● **Directive**: Repeat each line exactly as it is written.

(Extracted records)

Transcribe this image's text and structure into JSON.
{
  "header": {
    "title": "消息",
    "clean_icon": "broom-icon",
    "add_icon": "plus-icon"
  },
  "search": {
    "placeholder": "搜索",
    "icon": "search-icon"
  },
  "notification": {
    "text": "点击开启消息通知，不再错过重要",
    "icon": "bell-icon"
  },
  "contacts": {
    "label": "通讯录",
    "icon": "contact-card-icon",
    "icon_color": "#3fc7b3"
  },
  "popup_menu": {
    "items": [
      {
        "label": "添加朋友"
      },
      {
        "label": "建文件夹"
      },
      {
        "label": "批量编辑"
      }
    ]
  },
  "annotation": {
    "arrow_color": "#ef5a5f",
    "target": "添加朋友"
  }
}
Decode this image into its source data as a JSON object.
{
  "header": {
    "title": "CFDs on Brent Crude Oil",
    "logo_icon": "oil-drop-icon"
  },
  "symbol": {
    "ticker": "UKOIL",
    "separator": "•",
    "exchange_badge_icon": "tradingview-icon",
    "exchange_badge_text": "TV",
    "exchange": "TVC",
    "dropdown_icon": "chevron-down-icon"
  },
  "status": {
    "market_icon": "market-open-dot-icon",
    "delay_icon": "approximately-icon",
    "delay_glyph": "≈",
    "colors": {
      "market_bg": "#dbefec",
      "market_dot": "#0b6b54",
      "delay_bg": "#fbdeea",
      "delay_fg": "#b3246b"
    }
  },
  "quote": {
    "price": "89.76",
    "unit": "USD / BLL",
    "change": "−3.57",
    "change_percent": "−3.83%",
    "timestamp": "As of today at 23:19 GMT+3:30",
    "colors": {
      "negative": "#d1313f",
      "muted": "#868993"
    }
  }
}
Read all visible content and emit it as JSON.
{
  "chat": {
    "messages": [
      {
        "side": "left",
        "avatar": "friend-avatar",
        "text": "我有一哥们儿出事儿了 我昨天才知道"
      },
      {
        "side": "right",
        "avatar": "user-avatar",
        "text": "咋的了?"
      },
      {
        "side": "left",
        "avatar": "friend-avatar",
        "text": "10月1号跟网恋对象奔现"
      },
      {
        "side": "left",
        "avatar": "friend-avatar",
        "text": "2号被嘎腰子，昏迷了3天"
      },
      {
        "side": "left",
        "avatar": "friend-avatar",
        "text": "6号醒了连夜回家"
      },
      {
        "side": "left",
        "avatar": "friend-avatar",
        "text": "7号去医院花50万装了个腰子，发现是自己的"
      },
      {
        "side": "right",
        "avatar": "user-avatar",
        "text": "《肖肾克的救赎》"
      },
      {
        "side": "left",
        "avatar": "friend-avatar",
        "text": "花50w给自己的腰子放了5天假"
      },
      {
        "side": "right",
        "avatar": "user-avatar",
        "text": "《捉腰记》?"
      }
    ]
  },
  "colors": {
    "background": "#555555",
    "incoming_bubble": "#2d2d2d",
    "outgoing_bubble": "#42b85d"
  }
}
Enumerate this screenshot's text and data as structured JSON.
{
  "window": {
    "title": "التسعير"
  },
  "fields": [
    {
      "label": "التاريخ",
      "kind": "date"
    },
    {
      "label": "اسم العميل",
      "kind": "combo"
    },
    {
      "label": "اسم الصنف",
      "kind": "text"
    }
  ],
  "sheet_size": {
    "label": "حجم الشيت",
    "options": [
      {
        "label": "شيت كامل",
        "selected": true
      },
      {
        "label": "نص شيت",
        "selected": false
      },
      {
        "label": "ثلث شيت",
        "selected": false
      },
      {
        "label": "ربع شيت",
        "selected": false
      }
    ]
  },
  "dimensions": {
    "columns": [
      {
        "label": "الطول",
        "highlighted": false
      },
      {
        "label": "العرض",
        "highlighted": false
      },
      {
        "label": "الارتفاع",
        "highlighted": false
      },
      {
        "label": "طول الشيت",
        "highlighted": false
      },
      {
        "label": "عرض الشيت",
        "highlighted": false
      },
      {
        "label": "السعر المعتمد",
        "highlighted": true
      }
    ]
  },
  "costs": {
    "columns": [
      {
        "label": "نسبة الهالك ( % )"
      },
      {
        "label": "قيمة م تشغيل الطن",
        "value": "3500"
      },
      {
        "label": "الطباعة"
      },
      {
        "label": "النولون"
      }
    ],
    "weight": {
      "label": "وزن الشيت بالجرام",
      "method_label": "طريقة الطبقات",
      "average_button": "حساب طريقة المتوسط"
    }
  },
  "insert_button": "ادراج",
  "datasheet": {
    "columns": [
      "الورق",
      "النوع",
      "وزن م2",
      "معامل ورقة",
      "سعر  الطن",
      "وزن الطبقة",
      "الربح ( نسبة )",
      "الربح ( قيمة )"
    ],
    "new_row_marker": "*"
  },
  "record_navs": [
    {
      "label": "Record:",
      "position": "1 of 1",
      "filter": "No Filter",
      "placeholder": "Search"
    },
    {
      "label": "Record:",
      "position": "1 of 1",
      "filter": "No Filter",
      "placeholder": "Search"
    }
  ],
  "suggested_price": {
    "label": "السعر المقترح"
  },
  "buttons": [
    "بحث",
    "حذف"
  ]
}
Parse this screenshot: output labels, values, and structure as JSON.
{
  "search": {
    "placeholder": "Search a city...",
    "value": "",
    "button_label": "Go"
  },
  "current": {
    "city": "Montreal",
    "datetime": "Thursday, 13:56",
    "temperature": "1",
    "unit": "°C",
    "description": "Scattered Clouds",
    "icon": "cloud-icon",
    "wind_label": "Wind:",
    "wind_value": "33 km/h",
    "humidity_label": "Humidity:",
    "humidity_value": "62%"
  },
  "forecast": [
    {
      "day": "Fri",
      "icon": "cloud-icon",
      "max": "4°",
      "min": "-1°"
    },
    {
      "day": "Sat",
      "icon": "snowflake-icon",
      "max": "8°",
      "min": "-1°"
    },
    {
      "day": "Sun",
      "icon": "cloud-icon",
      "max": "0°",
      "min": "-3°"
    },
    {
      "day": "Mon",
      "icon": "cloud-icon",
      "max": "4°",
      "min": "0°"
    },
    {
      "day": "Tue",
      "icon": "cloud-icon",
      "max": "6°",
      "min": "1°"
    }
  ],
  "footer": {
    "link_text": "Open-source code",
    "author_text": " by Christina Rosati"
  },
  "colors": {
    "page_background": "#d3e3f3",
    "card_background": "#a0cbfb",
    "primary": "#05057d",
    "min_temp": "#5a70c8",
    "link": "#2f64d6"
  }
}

● **Result of the exercise**:
Transcribe this image's text and structure into JSON.
{
  "header": {
    "title": "消息",
    "clean_icon": "broom-icon",
    "add_icon": "plus-icon"
  },
  "search": {
    "placeholder": "搜索",
    "icon": "search-icon"
  },
  "notification": {
    "text": "点击开启消息通知，不再错过重要",
    "icon": "bell-icon"
  },
  "contacts": {
    "label": "通讯录",
    "icon": "contact-card-icon",
    "icon_color": "#3fc7b3"
  },
  "popup_menu": {
    "items": [
      {
        "label": "添加朋友"
      },
      {
        "label": "建文件夹"
      },
      {
        "label": "批量编辑"
      }
    ]
  },
  "annotation": {
    "arrow_color": "#ef5a5f",
    "target": "添加朋友"
  }
}
Decode this image into its source data as a JSON object.
{
  "header": {
    "title": "CFDs on Brent Crude Oil",
    "logo_icon": "oil-drop-icon"
  },
  "symbol": {
    "ticker": "UKOIL",
    "separator": "•",
    "exchange_badge_icon": "tradingview-icon",
    "exchange_badge_text": "TV",
    "exchange": "TVC",
    "dropdown_icon": "chevron-down-icon"
  },
  "status": {
    "market_icon": "market-open-dot-icon",
    "delay_icon": "approximately-icon",
    "delay_glyph": "≈",
    "colors": {
      "market_bg": "#dbefec",
      "market_dot": "#0b6b54",
      "delay_bg": "#fbdeea",
      "delay_fg": "#b3246b"
    }
  },
  "quote": {
    "price": "89.76",
    "unit": "USD / BLL",
    "change": "−3.57",
    "change_percent": "−3.83%",
    "timestamp": "As of today at 23:19 GMT+3:30",
    "colors": {
      "negative": "#d1313f",
      "muted": "#868993"
    }
  }
}
Read all visible content and emit it as JSON.
{
  "chat": {
    "messages": [
      {
        "side": "left",
        "avatar": "friend-avatar",
        "text": "我有一哥们儿出事儿了 我昨天才知道"
      },
      {
        "side": "right",
        "avatar": "user-avatar",
        "text": "咋的了?"
      },
      {
        "side": "left",
        "avatar": "friend-avatar",
        "text": "10月1号跟网恋对象奔现"
      },
      {
        "side": "left",
        "avatar": "friend-avatar",
        "text": "2号被嘎腰子，昏迷了3天"
      },
      {
        "side": "left",
        "avatar": "friend-avatar",
        "text": "6号醒了连夜回家"
      },
      {
        "side": "left",
        "avatar": "friend-avatar",
        "text": "7号去医院花50万装了个腰子，发现是自己的"
      },
      {
        "side": "right",
        "avatar": "user-avatar",
        "text": "《肖肾克的救赎》"
      },
      {
        "side": "left",
        "avatar": "friend-avatar",
        "text": "花50w给自己的腰子放了5天假"
      },
      {
        "side": "right",
        "avatar": "user-avatar",
        "text": "《捉腰记》?"
      }
    ]
  },
  "colors": {
    "background": "#555555",
    "incoming_bubble": "#2d2d2d",
    "outgoing_bubble": "#42b85d"
  }
}
Enumerate this screenshot's text and data as structured JSON.
{
  "window": {
    "title": "التسعير"
  },
  "fields": [
    {
      "label": "التاريخ",
      "kind": "date"
    },
    {
      "label": "اسم العميل",
      "kind": "combo"
    },
    {
      "label": "اسم الصنف",
      "kind": "text"
    }
  ],
  "sheet_size": {
    "label": "حجم الشيت",
    "options": [
      {
        "label": "شيت كامل",
        "selected": true
      },
      {
        "label": "نص شيت",
        "selected": false
      },
      {
        "label": "ثلث شيت",
        "selected": false
      },
      {
        "label": "ربع شيت",
        "selected": false
      }
    ]
  },
  "dimensions": {
    "columns": [
      {
        "label": "الطول",
        "highlighted": false
      },
      {
        "label": "العرض",
        "highlighted": false
      },
      {
        "label": "الارتفاع",
        "highlighted": false
      },
      {
        "label": "طول الشيت",
        "highlighted": false
      },
      {
        "label": "عرض الشيت",
        "highlighted": false
      },
      {
        "label": "السعر المعتمد",
        "highlighted": true
      }
    ]
  },
  "costs": {
    "columns": [
      {
        "label": "نسبة الهالك ( % )"
      },
      {
        "label": "قيمة م تشغيل الطن",
        "value": "3500"
      },
      {
        "label": "الطباعة"
      },
      {
        "label": "النولون"
      }
    ],
    "weight": {
      "label": "وزن الشيت بالجرام",
      "method_label": "طريقة الطبقات",
      "average_button": "حساب طريقة المتوسط"
    }
  },
  "insert_button": "ادراج",
  "datasheet": {
    "columns": [
      "الورق",
      "النوع",
      "وزن م2",
      "معامل ورقة",
      "سعر  الطن",
      "وزن الطبقة",
      "الربح ( نسبة )",
      "الربح ( قيمة )"
    ],
    "new_row_marker": "*"
  },
  "record_navs": [
    {
      "label": "Record:",
      "position": "1 of 1",
      "filter": "No Filter",
      "placeholder": "Search"
    },
    {
      "label": "Record:",
      "position": "1 of 1",
      "filter": "No Filter",
      "placeholder": "Search"
    }
  ],
  "suggested_price": {
    "label": "السعر المقترح"
  },
  "buttons": [
    "بحث",
    "حذف"
  ]
}
Parse this screenshot: output labels, values, and structure as JSON.
{
  "search": {
    "placeholder": "Search a city...",
    "value": "",
    "button_label": "Go"
  },
  "current": {
    "city": "Montreal",
    "datetime": "Thursday, 13:56",
    "temperature": "1",
    "unit": "°C",
    "description": "Scattered Clouds",
    "icon": "cloud-icon",
    "wind_label": "Wind:",
    "wind_value": "33 km/h",
    "humidity_label": "Humidity:",
    "humidity_value": "62%"
  },
  "forecast": [
    {
      "day": "Fri",
      "icon": "cloud-icon",
      "max": "4°",
      "min": "-1°"
    },
    {
      "day": "Sat",
      "icon": "snowflake-icon",
      "max": "8°",
      "min": "-1°"
    },
    {
      "day": "Sun",
      "icon": "cloud-icon",
      "max": "0°",
      "min": "-3°"
    },
    {
      "day": "Mon",
      "icon": "cloud-icon",
      "max": "4°",
      "min": "0°"
    },
    {
      "day": "Tue",
      "icon": "cloud-icon",
      "max": "6°",
      "min": "1°"
    }
  ],
  "footer": {
    "link_text": "Open-source code",
    "author_text": " by Christina Rosati"
  },
  "colors": {
    "page_background": "#d3e3f3",
    "card_background": "#a0cbfb",
    "primary": "#05057d",
    "min_temp": "#5a70c8",
    "link": "#2f64d6"
  }
}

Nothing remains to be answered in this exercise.